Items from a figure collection
----------
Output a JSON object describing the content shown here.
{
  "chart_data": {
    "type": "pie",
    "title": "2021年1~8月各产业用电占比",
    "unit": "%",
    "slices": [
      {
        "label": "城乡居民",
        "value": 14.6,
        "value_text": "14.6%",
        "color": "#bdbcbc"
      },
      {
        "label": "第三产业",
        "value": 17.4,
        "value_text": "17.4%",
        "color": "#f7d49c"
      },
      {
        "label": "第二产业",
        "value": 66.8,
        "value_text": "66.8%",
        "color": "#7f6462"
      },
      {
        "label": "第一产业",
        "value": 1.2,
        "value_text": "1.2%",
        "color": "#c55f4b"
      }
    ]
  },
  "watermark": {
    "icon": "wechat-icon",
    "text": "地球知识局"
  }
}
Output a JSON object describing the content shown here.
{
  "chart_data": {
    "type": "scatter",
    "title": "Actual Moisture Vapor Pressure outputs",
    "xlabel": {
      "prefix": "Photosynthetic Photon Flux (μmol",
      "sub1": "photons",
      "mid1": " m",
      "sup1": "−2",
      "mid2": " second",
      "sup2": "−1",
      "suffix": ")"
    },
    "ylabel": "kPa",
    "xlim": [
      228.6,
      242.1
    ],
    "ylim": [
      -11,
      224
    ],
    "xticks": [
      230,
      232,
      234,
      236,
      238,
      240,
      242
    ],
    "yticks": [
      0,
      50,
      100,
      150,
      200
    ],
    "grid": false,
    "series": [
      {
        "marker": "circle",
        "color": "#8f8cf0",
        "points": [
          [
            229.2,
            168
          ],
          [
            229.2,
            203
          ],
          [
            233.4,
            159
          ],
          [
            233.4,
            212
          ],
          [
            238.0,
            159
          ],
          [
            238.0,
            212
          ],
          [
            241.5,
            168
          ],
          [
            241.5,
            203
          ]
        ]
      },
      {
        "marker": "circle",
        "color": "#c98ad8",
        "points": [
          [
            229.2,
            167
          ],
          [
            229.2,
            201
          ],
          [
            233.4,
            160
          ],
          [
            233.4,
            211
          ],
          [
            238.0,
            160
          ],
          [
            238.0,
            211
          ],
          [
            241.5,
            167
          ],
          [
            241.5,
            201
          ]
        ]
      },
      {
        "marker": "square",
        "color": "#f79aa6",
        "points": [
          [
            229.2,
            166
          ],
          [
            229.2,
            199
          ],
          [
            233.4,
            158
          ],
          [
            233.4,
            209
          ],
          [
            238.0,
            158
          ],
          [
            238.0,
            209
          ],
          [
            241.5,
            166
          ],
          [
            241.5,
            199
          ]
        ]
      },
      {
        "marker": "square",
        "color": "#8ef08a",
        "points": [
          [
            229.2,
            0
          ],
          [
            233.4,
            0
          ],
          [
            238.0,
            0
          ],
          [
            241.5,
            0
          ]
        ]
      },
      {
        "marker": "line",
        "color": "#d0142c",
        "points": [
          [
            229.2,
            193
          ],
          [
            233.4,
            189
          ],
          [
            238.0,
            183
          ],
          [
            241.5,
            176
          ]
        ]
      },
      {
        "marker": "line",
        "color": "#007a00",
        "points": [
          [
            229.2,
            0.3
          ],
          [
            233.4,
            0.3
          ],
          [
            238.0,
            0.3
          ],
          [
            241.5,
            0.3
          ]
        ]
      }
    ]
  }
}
----------
* THE PROBLEM:
Return every record, word for word.

* OUTPUT OF THE EXERCISE:
Output a JSON object describing the content shown here.
{
  "chart_data": {
    "type": "pie",
    "title": "2021年1~8月各产业用电占比",
    "unit": "%",
    "slices": [
      {
        "label": "城乡居民",
        "value": 14.6,
        "value_text": "14.6%",
        "color": "#bdbcbc"
      },
      {
        "label": "第三产业",
        "value": 17.4,
        "value_text": "17.4%",
        "color": "#f7d49c"
      },
      {
        "label": "第二产业",
        "value": 66.8,
        "value_text": "66.8%",
        "color": "#7f6462"
      },
      {
        "label": "第一产业",
        "value": 1.2,
        "value_text": "1.2%",
        "color": "#c55f4b"
      }
    ]
  },
  "watermark": {
    "icon": "wechat-icon",
    "text": "地球知识局"
  }
}
Output a JSON object describing the content shown here.
{
  "chart_data": {
    "type": "scatter",
    "title": "Actual Moisture Vapor Pressure outputs",
    "xlabel": {
      "prefix": "Photosynthetic Photon Flux (μmol",
      "sub1": "photons",
      "mid1": " m",
      "sup1": "−2",
      "mid2": " second",
      "sup2": "−1",
      "suffix": ")"
    },
    "ylabel": "kPa",
    "xlim": [
      228.6,
      242.1
    ],
    "ylim": [
      -11,
      224
    ],
    "xticks": [
      230,
      232,
      234,
      236,
      238,
      240,
      242
    ],
    "yticks": [
      0,
      50,
      100,
      150,
      200
    ],
    "grid": false,
    "series": [
      {
        "marker": "circle",
        "color": "#8f8cf0",
        "points": [
          [
            229.2,
            168
          ],
          [
            229.2,
            203
          ],
          [
            233.4,
            159
          ],
          [
            233.4,
            212
          ],
          [
            238.0,
            159
          ],
          [
            238.0,
            212
          ],
          [
            241.5,
            168
          ],
          [
            241.5,
            203
          ]
        ]
      },
      {
        "marker": "circle",
        "color": "#c98ad8",
        "points": [
          [
            229.2,
            167
          ],
          [
            229.2,
            201
          ],
          [
            233.4,
            160
          ],
          [
            233.4,
            211
          ],
          [
            238.0,
            160
          ],
          [
            238.0,
            211
          ],
          [
            241.5,
            167
          ],
          [
            241.5,
            201
          ]
        ]
      },
      {
        "marker": "square",
        "color": "#f79aa6",
        "points": [
          [
            229.2,
            166
          ],
          [
            229.2,
            199
          ],
          [
            233.4,
            158
          ],
          [
            233.4,
            209
          ],
          [
            238.0,
            158
          ],
          [
            238.0,
            209
          ],
          [
            241.5,
            166
          ],
          [
            241.5,
            199
          ]
        ]
      },
      {
        "marker": "square",
        "color": "#8ef08a",
        "points": [
          [
            229.2,
            0
          ],
          [
            233.4,
            0
          ],
          [
            238.0,
            0
          ],
          [
            241.5,
            0
          ]
        ]
      },
      {
        "marker": "line",
        "color": "#d0142c",
        "points": [
          [
            229.2,
            193
          ],
          [
            233.4,
            189
          ],
          [
            238.0,
            183
          ],
          [
            241.5,
            176
          ]
        ]
      },
      {
        "marker": "line",
        "color": "#007a00",
        "points": [
          [
            229.2,
            0.3
          ],
          [
            233.4,
            0.3
          ],
          [
            238.0,
            0.3
          ],
          [
            241.5,
            0.3
          ]
        ]
      }
    ]
  }
}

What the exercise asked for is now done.